* [Records]

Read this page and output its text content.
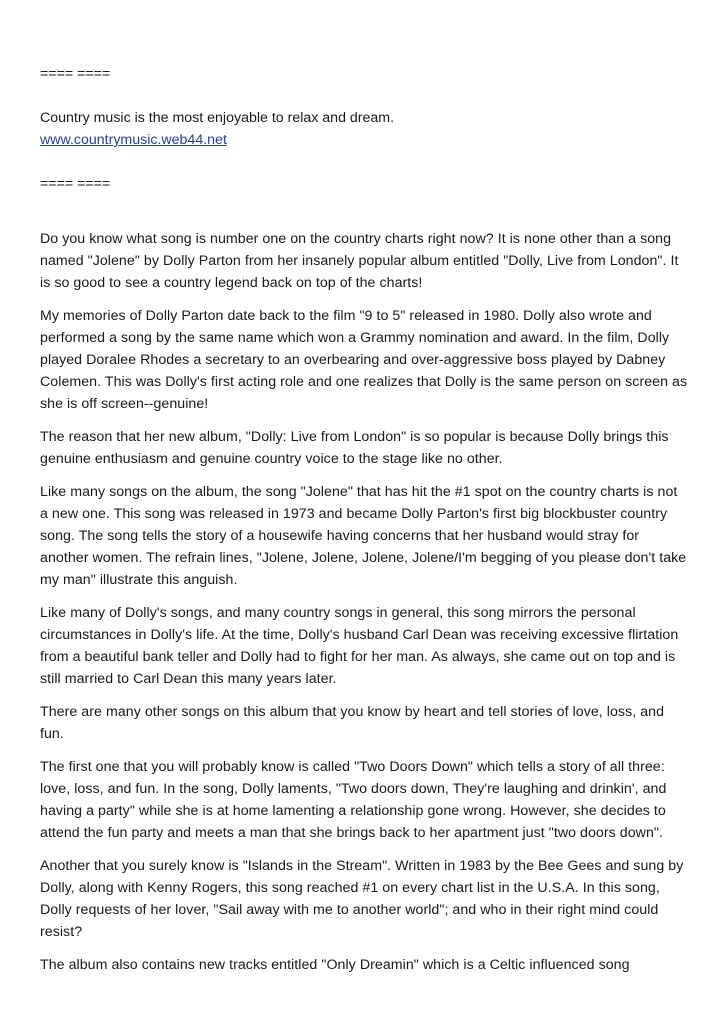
==== ====
Country music is the most enjoyable to relax and dream.
www.countrymusic.web44.net
==== ====

Do you know what song is number one on the country charts right now? It is none other than a song named "Jolene" by Dolly Parton from her insanely popular album entitled "Dolly, Live from London". It is so good to see a country legend back on top of the charts!

My memories of Dolly Parton date back to the film "9 to 5" released in 1980. Dolly also wrote and performed a song by the same name which won a Grammy nomination and award. In the film, Dolly played Doralee Rhodes a secretary to an overbearing and over-aggressive boss played by Dabney Colemen. This was Dolly's first acting role and one realizes that Dolly is the same person on screen as she is off screen--genuine!

The reason that her new album, "Dolly: Live from London" is so popular is because Dolly brings this genuine enthusiasm and genuine country voice to the stage like no other.

Like many songs on the album, the song "Jolene" that has hit the #1 spot on the country charts is not a new one. This song was released in 1973 and became Dolly Parton's first big blockbuster country song. The song tells the story of a housewife having concerns that her husband would stray for another women. The refrain lines, "Jolene, Jolene, Jolene, Jolene/I'm begging of you please don't take my man" illustrate this anguish.

Like many of Dolly's songs, and many country songs in general, this song mirrors the personal circumstances in Dolly's life. At the time, Dolly's husband Carl Dean was receiving excessive flirtation from a beautiful bank teller and Dolly had to fight for her man. As always, she came out on top and is still married to Carl Dean this many years later.

There are many other songs on this album that you know by heart and tell stories of love, loss, and fun.

The first one that you will probably know is called "Two Doors Down" which tells a story of all three: love, loss, and fun. In the song, Dolly laments, "Two doors down, They're laughing and drinkin', and having a party" while she is at home lamenting a relationship gone wrong. However, she decides to attend the fun party and meets a man that she brings back to her apartment just "two doors down".

Another that you surely know is "Islands in the Stream". Written in 1983 by the Bee Gees and sung by Dolly, along with Kenny Rogers, this song reached #1 on every chart list in the U.S.A. In this song, Dolly requests of her lover, "Sail away with me to another world"; and who in their right mind could resist?

The album also contains new tracks entitled "Only Dreamin" which is a Celtic influenced song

* [Given instruction]
The entries above are to be returned exactly, without their pictures.

* [In response]
Read this page and output its text content.
==== ====
Country music is the most enjoyable to relax and dream.
www.countrymusic.web44.net
==== ====

Do you know what song is number one on the country charts right now? It is none other than a song named "Jolene" by Dolly Parton from her insanely popular album entitled "Dolly, Live from London". It is so good to see a country legend back on top of the charts!

My memories of Dolly Parton date back to the film "9 to 5" released in 1980. Dolly also wrote and performed a song by the same name which won a Grammy nomination and award. In the film, Dolly played Doralee Rhodes a secretary to an overbearing and over-aggressive boss played by Dabney Colemen. This was Dolly's first acting role and one realizes that Dolly is the same person on screen as she is off screen--genuine!

The reason that her new album, "Dolly: Live from London" is so popular is because Dolly brings this genuine enthusiasm and genuine country voice to the stage like no other.

Like many songs on the album, the song "Jolene" that has hit the #1 spot on the country charts is not a new one. This song was released in 1973 and became Dolly Parton's first big blockbuster country song. The song tells the story of a housewife having concerns that her husband would stray for another women. The refrain lines, "Jolene, Jolene, Jolene, Jolene/I'm begging of you please don't take my man" illustrate this anguish.

Like many of Dolly's songs, and many country songs in general, this song mirrors the personal circumstances in Dolly's life. At the time, Dolly's husband Carl Dean was receiving excessive flirtation from a beautiful bank teller and Dolly had to fight for her man. As always, she came out on top and is still married to Carl Dean this many years later.

There are many other songs on this album that you know by heart and tell stories of love, loss, and fun.

The first one that you will probably know is called "Two Doors Down" which tells a story of all three: love, loss, and fun. In the song, Dolly laments, "Two doors down, They're laughing and drinkin', and having a party" while she is at home lamenting a relationship gone wrong. However, she decides to attend the fun party and meets a man that she brings back to her apartment just "two doors down".

Another that you surely know is "Islands in the Stream". Written in 1983 by the Bee Gees and sung by Dolly, along with Kenny Rogers, this song reached #1 on every chart list in the U.S.A. In this song, Dolly requests of her lover, "Sail away with me to another world"; and who in their right mind could resist?

The album also contains new tracks entitled "Only Dreamin" which is a Celtic influenced song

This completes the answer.